====== Input rows ======

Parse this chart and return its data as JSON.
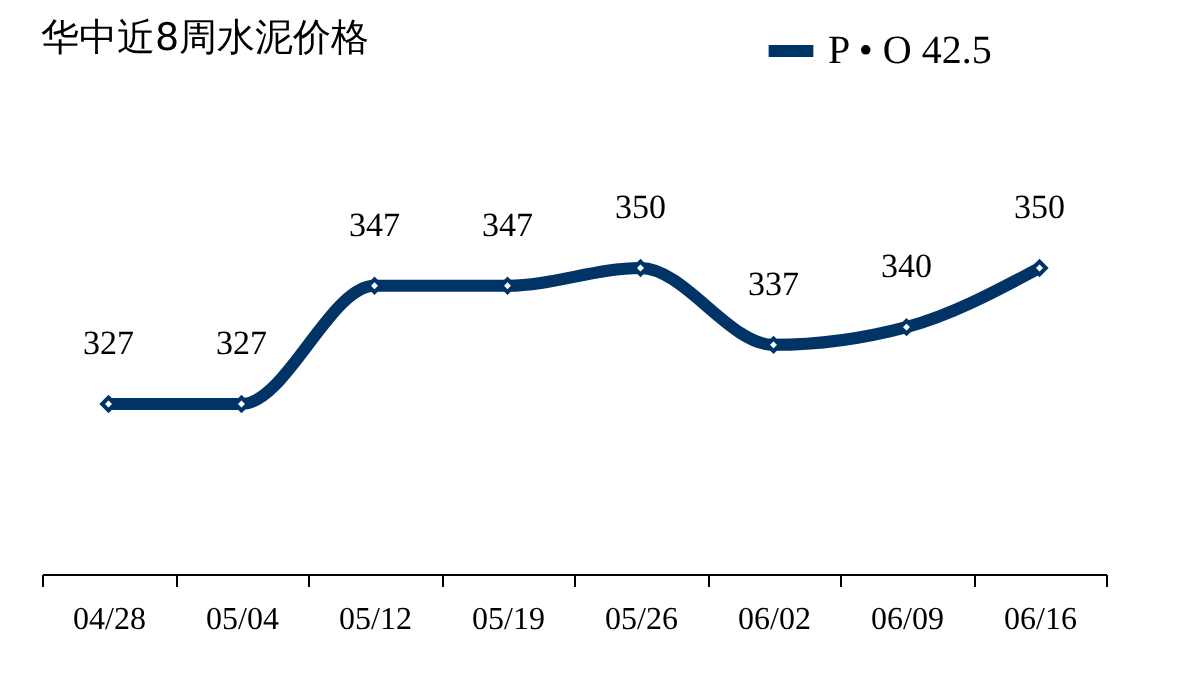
{
  "chart_data": {
    "type": "line",
    "title": "华中近8周水泥价格",
    "categories": [
      "04/28",
      "05/04",
      "05/12",
      "05/19",
      "05/26",
      "06/02",
      "06/09",
      "06/16"
    ],
    "series": [
      {
        "name": "P • O 42.5",
        "color": "#003366",
        "values": [
          327,
          327,
          347,
          347,
          350,
          337,
          340,
          350
        ]
      }
    ],
    "data_labels": true,
    "legend": "top right",
    "marker": "diamond",
    "grid": false
  }
}
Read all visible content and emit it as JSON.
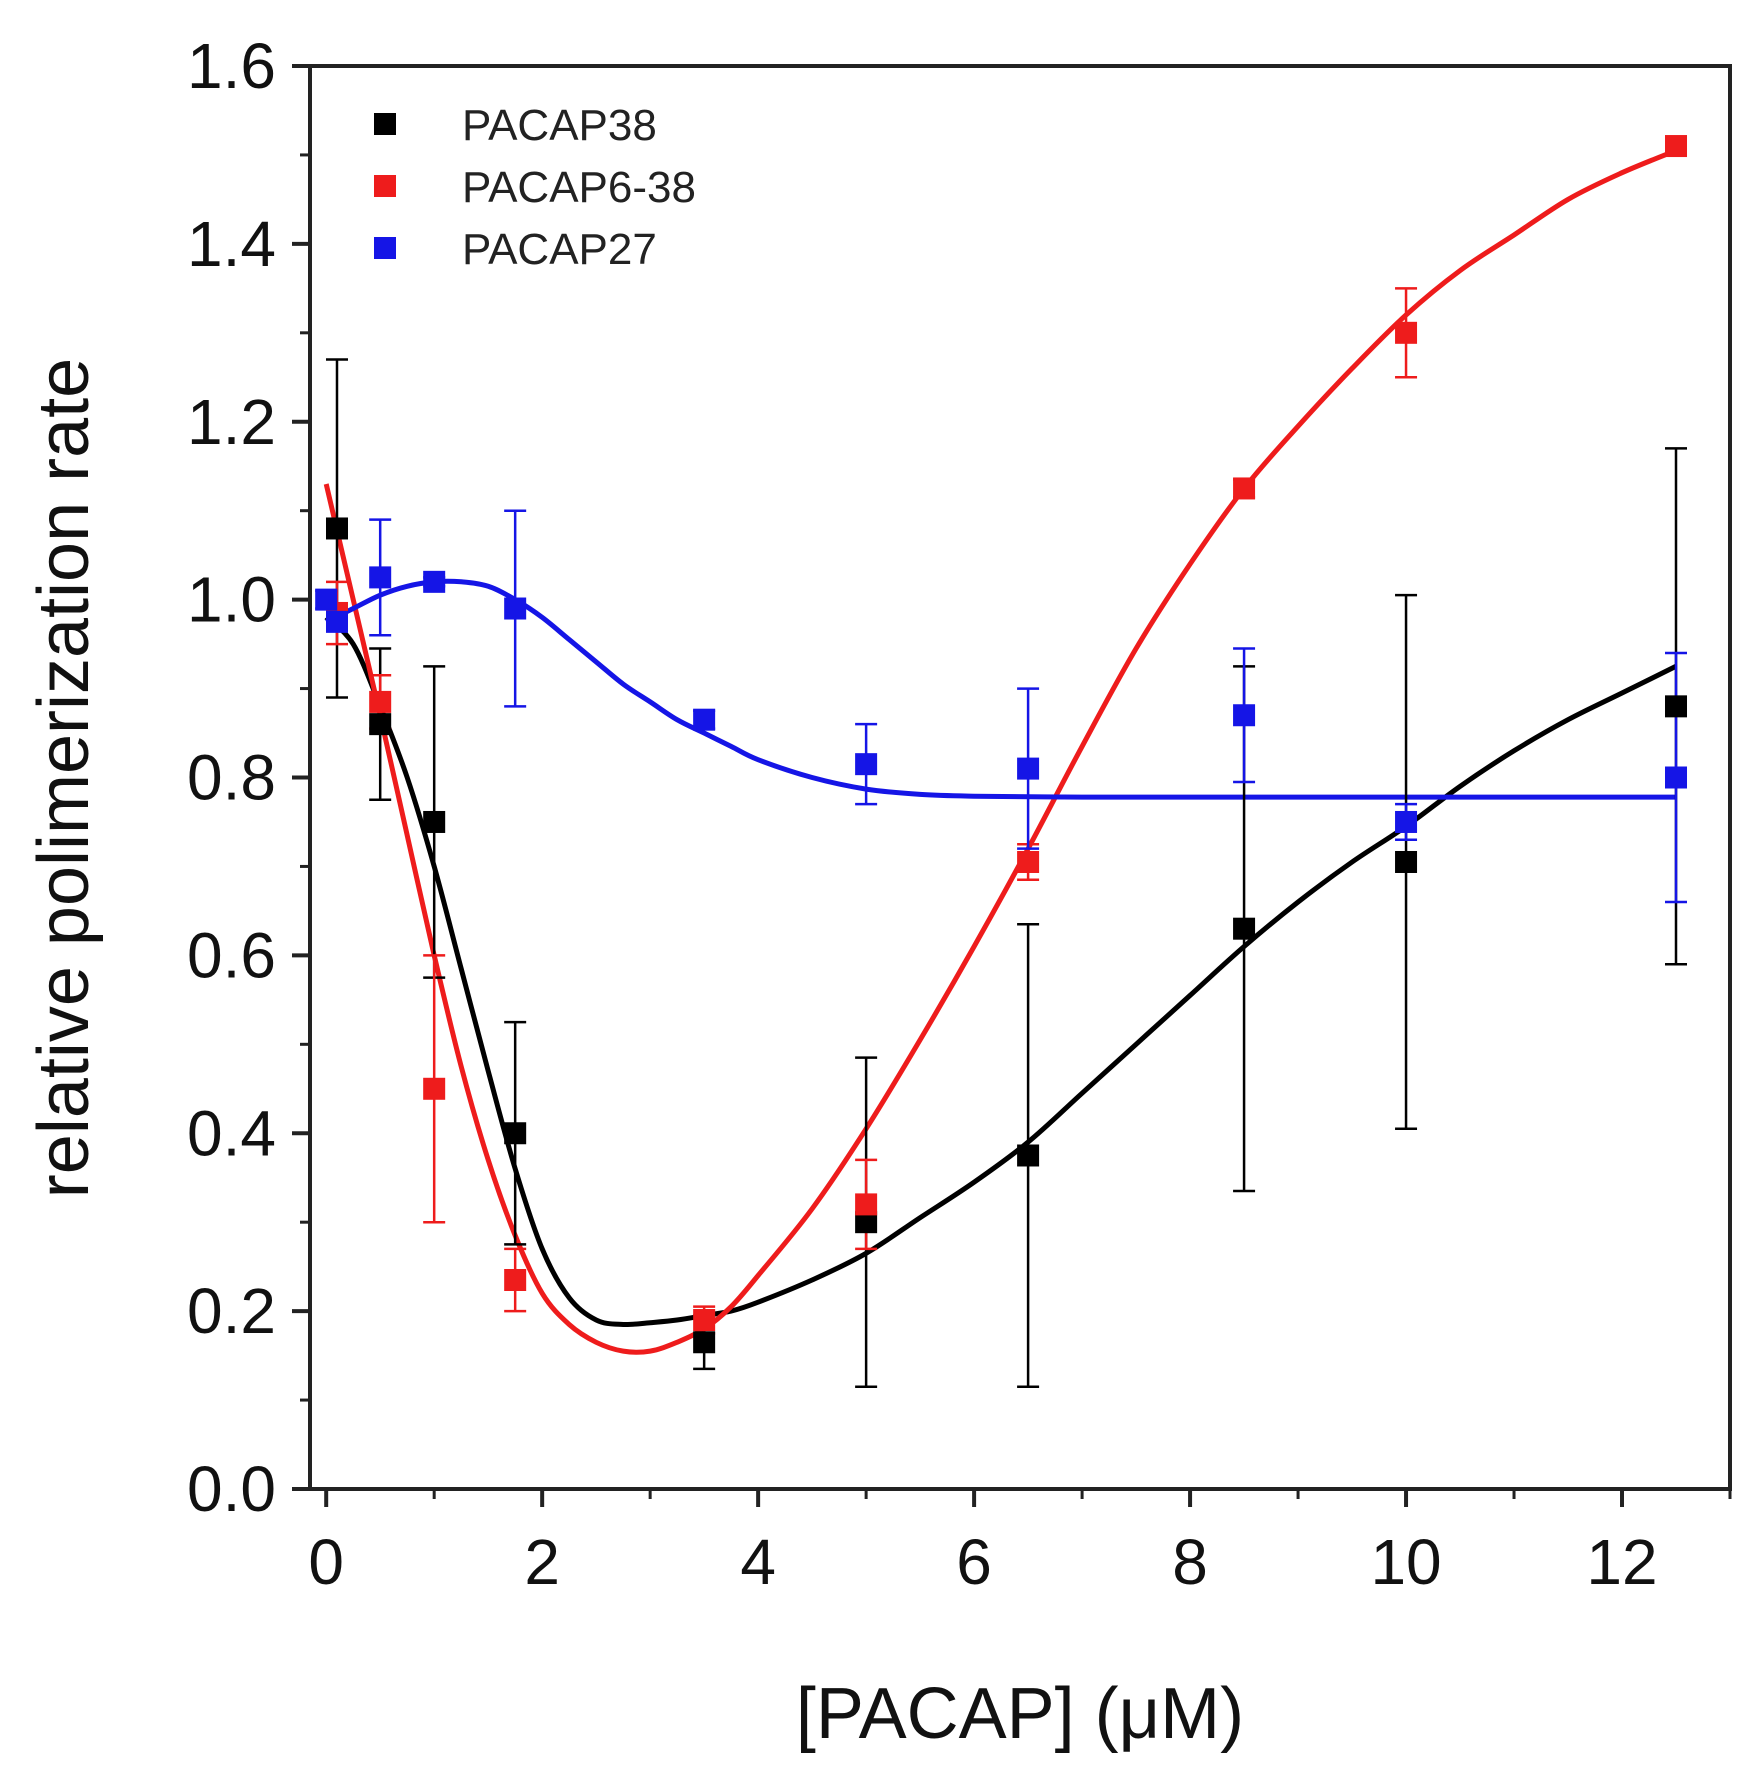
{
  "chart_data": {
    "type": "scatter",
    "title": "",
    "xlabel": "[PACAP] (μM)",
    "ylabel": "relative polimerization rate",
    "xlim": [
      -0.15,
      13
    ],
    "ylim": [
      0,
      1.6
    ],
    "xticks": [
      0,
      2,
      4,
      6,
      8,
      10,
      12
    ],
    "xtick_labels": [
      "0",
      "2",
      "4",
      "6",
      "8",
      "10",
      "12"
    ],
    "yticks": [
      0,
      0.2,
      0.4,
      0.6,
      0.8,
      1.0,
      1.2,
      1.4,
      1.6
    ],
    "ytick_labels": [
      "0.0",
      "0.2",
      "0.4",
      "0.6",
      "0.8",
      "1.0",
      "1.2",
      "1.4",
      "1.6"
    ],
    "legend_position": "top-left",
    "series": [
      {
        "name": "PACAP38",
        "color": "#000000",
        "x": [
          0.1,
          0.5,
          1.0,
          1.75,
          3.5,
          5.0,
          6.5,
          8.5,
          10.0,
          12.5
        ],
        "y": [
          1.08,
          0.86,
          0.75,
          0.4,
          0.165,
          0.3,
          0.375,
          0.63,
          0.705,
          0.88
        ],
        "yerr": [
          0.19,
          0.085,
          0.175,
          0.125,
          0.03,
          0.185,
          0.26,
          0.295,
          0.3,
          0.29
        ],
        "fit_x": [
          0.0,
          0.25,
          0.5,
          0.75,
          1.0,
          1.25,
          1.5,
          1.75,
          2.0,
          2.25,
          2.5,
          2.75,
          3.0,
          3.25,
          3.5,
          3.75,
          4.0,
          4.5,
          5.0,
          5.5,
          6.0,
          6.5,
          7.0,
          7.5,
          8.0,
          8.5,
          9.0,
          9.5,
          10.0,
          10.5,
          11.0,
          11.5,
          12.0,
          12.5
        ],
        "fit_y": [
          0.98,
          0.95,
          0.88,
          0.8,
          0.7,
          0.585,
          0.47,
          0.36,
          0.27,
          0.215,
          0.19,
          0.185,
          0.187,
          0.19,
          0.195,
          0.2,
          0.21,
          0.235,
          0.265,
          0.305,
          0.345,
          0.39,
          0.445,
          0.5,
          0.555,
          0.61,
          0.66,
          0.705,
          0.745,
          0.79,
          0.83,
          0.865,
          0.895,
          0.925
        ]
      },
      {
        "name": "PACAP6-38",
        "color": "#ee1c1c",
        "x": [
          0.1,
          0.5,
          1.0,
          1.75,
          3.5,
          5.0,
          6.5,
          8.5,
          10.0,
          12.5
        ],
        "y": [
          0.985,
          0.885,
          0.45,
          0.235,
          0.19,
          0.32,
          0.705,
          1.125,
          1.3,
          1.51
        ],
        "yerr": [
          0.035,
          0.03,
          0.15,
          0.035,
          0.015,
          0.05,
          0.02,
          0.01,
          0.05,
          0.01
        ],
        "fit_x": [
          0.0,
          0.25,
          0.5,
          0.75,
          1.0,
          1.25,
          1.5,
          1.75,
          2.0,
          2.25,
          2.5,
          2.75,
          3.0,
          3.25,
          3.5,
          3.75,
          4.0,
          4.5,
          5.0,
          5.5,
          6.0,
          6.5,
          7.0,
          7.5,
          8.0,
          8.5,
          9.0,
          9.5,
          10.0,
          10.5,
          11.0,
          11.5,
          12.0,
          12.5
        ],
        "fit_y": [
          1.13,
          1.0,
          0.87,
          0.735,
          0.6,
          0.475,
          0.37,
          0.285,
          0.22,
          0.185,
          0.165,
          0.155,
          0.155,
          0.165,
          0.18,
          0.205,
          0.24,
          0.315,
          0.405,
          0.505,
          0.61,
          0.72,
          0.835,
          0.945,
          1.04,
          1.125,
          1.195,
          1.26,
          1.32,
          1.37,
          1.41,
          1.45,
          1.48,
          1.505
        ]
      },
      {
        "name": "PACAP27",
        "color": "#1515e6",
        "x": [
          0.0,
          0.1,
          0.5,
          1.0,
          1.75,
          3.5,
          5.0,
          6.5,
          8.5,
          10.0,
          12.5
        ],
        "y": [
          1.0,
          0.975,
          1.025,
          1.02,
          0.99,
          0.865,
          0.815,
          0.81,
          0.87,
          0.75,
          0.8
        ],
        "yerr": [
          0.01,
          0.01,
          0.065,
          0.005,
          0.11,
          0.01,
          0.045,
          0.09,
          0.075,
          0.02,
          0.14
        ],
        "fit_x": [
          0.0,
          0.25,
          0.5,
          0.75,
          1.0,
          1.25,
          1.5,
          1.75,
          2.0,
          2.25,
          2.5,
          2.75,
          3.0,
          3.25,
          3.5,
          3.75,
          4.0,
          4.5,
          5.0,
          5.5,
          6.0,
          7.0,
          8.0,
          9.0,
          10.0,
          11.0,
          12.0,
          12.5
        ],
        "fit_y": [
          0.975,
          0.99,
          1.005,
          1.015,
          1.02,
          1.02,
          1.015,
          1.0,
          0.98,
          0.955,
          0.93,
          0.905,
          0.885,
          0.865,
          0.85,
          0.835,
          0.82,
          0.8,
          0.787,
          0.781,
          0.779,
          0.778,
          0.778,
          0.778,
          0.778,
          0.778,
          0.778,
          0.778
        ]
      }
    ]
  }
}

======

Pick every line with "name" in it and copy it.

Result of this task:
        "name": "P • O 42.5",
        "name": "PACAP38",
        "name": "PACAP6-38",
        "name": "PACAP27",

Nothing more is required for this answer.